(Collected data)

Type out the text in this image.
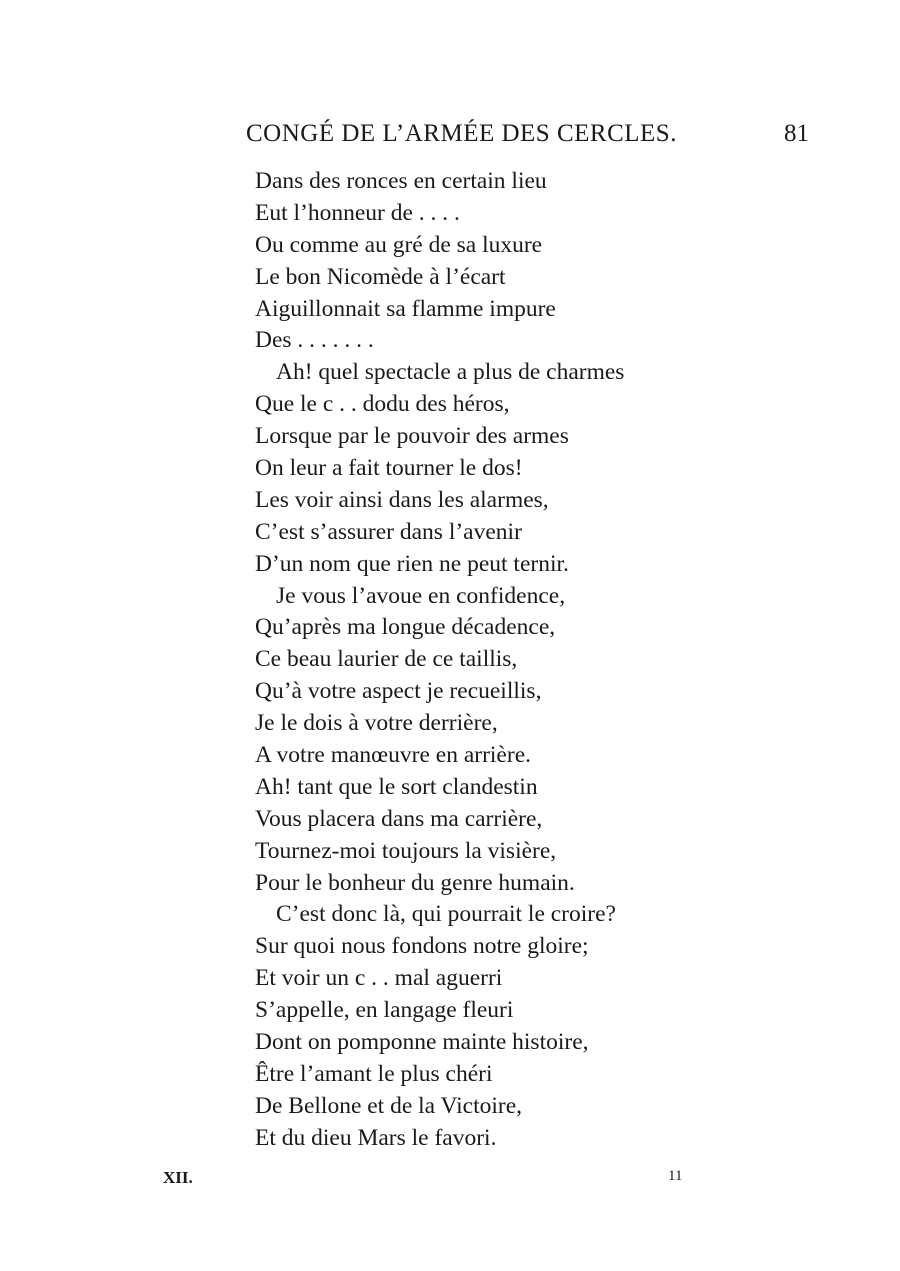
CONGÉ DE L’ARMÉE DES CERCLES.	81
Dans des ronces en certain lieu
Eut l’honneur de . . . .
Ou comme au gré de sa luxure
Le bon Nicomède à l’écart
Aiguillonnait sa flamme impure
Des . . . . . . .
Ah! quel spectacle a plus de charmes
Que le c . . dodu des héros,
Lorsque par le pouvoir des armes
On leur a fait tourner le dos!
Les voir ainsi dans les alarmes,
C’est s’assurer dans l’avenir
D’un nom que rien ne peut ternir.
Je vous l’avoue en confidence,
Qu’après ma longue décadence,
Ce beau laurier de ce taillis,
Qu’à votre aspect je recueillis,
Je le dois à votre derrière,
A votre manœuvre en arrière.
Ah! tant que le sort clandestin
Vous placera dans ma carrière,
Tournez-moi toujours la visière,
Pour le bonheur du genre humain.
C’est donc là, qui pourrait le croire?
Sur quoi nous fondons notre gloire;
Et voir un c . . mal aguerri
S’appelle, en langage fleuri
Dont on pomponne mainte histoire,
Être l’amant le plus chéri
De Bellone et de la Victoire,
Et du dieu Mars le favori.
XII.	11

* [Your instructions] Leave out every picture and copy the rest of the records exactly.

* [Exercise output]
Type out the text in this image.
CONGÉ DE L’ARMÉE DES CERCLES.	81
Dans des ronces en certain lieu
Eut l’honneur de . . . .
Ou comme au gré de sa luxure
Le bon Nicomède à l’écart
Aiguillonnait sa flamme impure
Des . . . . . . .
Ah! quel spectacle a plus de charmes
Que le c . . dodu des héros,
Lorsque par le pouvoir des armes
On leur a fait tourner le dos!
Les voir ainsi dans les alarmes,
C’est s’assurer dans l’avenir
D’un nom que rien ne peut ternir.
Je vous l’avoue en confidence,
Qu’après ma longue décadence,
Ce beau laurier de ce taillis,
Qu’à votre aspect je recueillis,
Je le dois à votre derrière,
A votre manœuvre en arrière.
Ah! tant que le sort clandestin
Vous placera dans ma carrière,
Tournez-moi toujours la visière,
Pour le bonheur du genre humain.
C’est donc là, qui pourrait le croire?
Sur quoi nous fondons notre gloire;
Et voir un c . . mal aguerri
S’appelle, en langage fleuri
Dont on pomponne mainte histoire,
Être l’amant le plus chéri
De Bellone et de la Victoire,
Et du dieu Mars le favori.
XII.	11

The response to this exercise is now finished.